§ **Directive**
Print the complete set of entries exactly.

§ **Exercise inputs**
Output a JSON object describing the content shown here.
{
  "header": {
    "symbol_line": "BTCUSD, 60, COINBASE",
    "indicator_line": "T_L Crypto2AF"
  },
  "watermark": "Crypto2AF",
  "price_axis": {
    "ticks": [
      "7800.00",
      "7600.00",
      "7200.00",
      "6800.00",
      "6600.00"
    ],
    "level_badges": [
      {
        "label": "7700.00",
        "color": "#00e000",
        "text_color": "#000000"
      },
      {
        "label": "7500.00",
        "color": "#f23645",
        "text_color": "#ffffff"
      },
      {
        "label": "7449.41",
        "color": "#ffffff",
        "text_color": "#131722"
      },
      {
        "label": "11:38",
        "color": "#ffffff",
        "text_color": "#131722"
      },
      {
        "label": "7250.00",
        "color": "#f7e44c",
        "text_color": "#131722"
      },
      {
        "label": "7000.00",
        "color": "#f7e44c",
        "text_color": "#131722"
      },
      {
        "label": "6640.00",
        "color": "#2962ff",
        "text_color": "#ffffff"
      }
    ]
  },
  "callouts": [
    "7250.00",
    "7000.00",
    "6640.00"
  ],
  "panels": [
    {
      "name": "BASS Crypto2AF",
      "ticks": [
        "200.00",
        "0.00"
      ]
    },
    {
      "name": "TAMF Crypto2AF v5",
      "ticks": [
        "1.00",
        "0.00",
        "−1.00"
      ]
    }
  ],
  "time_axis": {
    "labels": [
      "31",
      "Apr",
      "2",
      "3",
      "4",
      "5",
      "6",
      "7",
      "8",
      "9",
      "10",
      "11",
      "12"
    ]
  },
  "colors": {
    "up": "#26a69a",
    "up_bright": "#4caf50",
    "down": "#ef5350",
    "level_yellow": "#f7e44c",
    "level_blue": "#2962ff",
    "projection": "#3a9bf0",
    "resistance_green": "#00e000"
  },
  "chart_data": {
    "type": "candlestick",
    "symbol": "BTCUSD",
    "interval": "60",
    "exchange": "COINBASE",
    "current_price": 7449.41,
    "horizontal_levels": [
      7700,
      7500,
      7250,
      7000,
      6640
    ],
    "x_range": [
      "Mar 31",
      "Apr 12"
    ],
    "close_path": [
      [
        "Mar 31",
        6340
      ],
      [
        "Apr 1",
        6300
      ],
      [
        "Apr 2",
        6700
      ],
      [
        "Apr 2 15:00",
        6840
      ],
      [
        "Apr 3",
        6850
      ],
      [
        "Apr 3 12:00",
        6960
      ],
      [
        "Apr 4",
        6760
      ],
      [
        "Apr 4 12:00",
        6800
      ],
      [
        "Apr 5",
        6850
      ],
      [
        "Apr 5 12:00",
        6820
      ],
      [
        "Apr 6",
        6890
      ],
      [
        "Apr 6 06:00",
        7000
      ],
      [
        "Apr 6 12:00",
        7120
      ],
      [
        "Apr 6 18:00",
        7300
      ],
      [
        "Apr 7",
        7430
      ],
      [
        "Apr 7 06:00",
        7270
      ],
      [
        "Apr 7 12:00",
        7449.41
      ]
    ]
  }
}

§ **Result**
Output a JSON object describing the content shown here.
{
  "header": {
    "symbol_line": "BTCUSD, 60, COINBASE",
    "indicator_line": "T_L Crypto2AF"
  },
  "watermark": "Crypto2AF",
  "price_axis": {
    "ticks": [
      "7800.00",
      "7600.00",
      "7200.00",
      "6800.00",
      "6600.00"
    ],
    "level_badges": [
      {
        "label": "7700.00",
        "color": "#00e000",
        "text_color": "#000000"
      },
      {
        "label": "7500.00",
        "color": "#f23645",
        "text_color": "#ffffff"
      },
      {
        "label": "7449.41",
        "color": "#ffffff",
        "text_color": "#131722"
      },
      {
        "label": "11:38",
        "color": "#ffffff",
        "text_color": "#131722"
      },
      {
        "label": "7250.00",
        "color": "#f7e44c",
        "text_color": "#131722"
      },
      {
        "label": "7000.00",
        "color": "#f7e44c",
        "text_color": "#131722"
      },
      {
        "label": "6640.00",
        "color": "#2962ff",
        "text_color": "#ffffff"
      }
    ]
  },
  "callouts": [
    "7250.00",
    "7000.00",
    "6640.00"
  ],
  "panels": [
    {
      "name": "BASS Crypto2AF",
      "ticks": [
        "200.00",
        "0.00"
      ]
    },
    {
      "name": "TAMF Crypto2AF v5",
      "ticks": [
        "1.00",
        "0.00",
        "−1.00"
      ]
    }
  ],
  "time_axis": {
    "labels": [
      "31",
      "Apr",
      "2",
      "3",
      "4",
      "5",
      "6",
      "7",
      "8",
      "9",
      "10",
      "11",
      "12"
    ]
  },
  "colors": {
    "up": "#26a69a",
    "up_bright": "#4caf50",
    "down": "#ef5350",
    "level_yellow": "#f7e44c",
    "level_blue": "#2962ff",
    "projection": "#3a9bf0",
    "resistance_green": "#00e000"
  },
  "chart_data": {
    "type": "candlestick",
    "symbol": "BTCUSD",
    "interval": "60",
    "exchange": "COINBASE",
    "current_price": 7449.41,
    "horizontal_levels": [
      7700,
      7500,
      7250,
      7000,
      6640
    ],
    "x_range": [
      "Mar 31",
      "Apr 12"
    ],
    "close_path": [
      [
        "Mar 31",
        6340
      ],
      [
        "Apr 1",
        6300
      ],
      [
        "Apr 2",
        6700
      ],
      [
        "Apr 2 15:00",
        6840
      ],
      [
        "Apr 3",
        6850
      ],
      [
        "Apr 3 12:00",
        6960
      ],
      [
        "Apr 4",
        6760
      ],
      [
        "Apr 4 12:00",
        6800
      ],
      [
        "Apr 5",
        6850
      ],
      [
        "Apr 5 12:00",
        6820
      ],
      [
        "Apr 6",
        6890
      ],
      [
        "Apr 6 06:00",
        7000
      ],
      [
        "Apr 6 12:00",
        7120
      ],
      [
        "Apr 6 18:00",
        7300
      ],
      [
        "Apr 7",
        7430
      ],
      [
        "Apr 7 06:00",
        7270
      ],
      [
        "Apr 7 12:00",
        7449.41
      ]
    ]
  }
}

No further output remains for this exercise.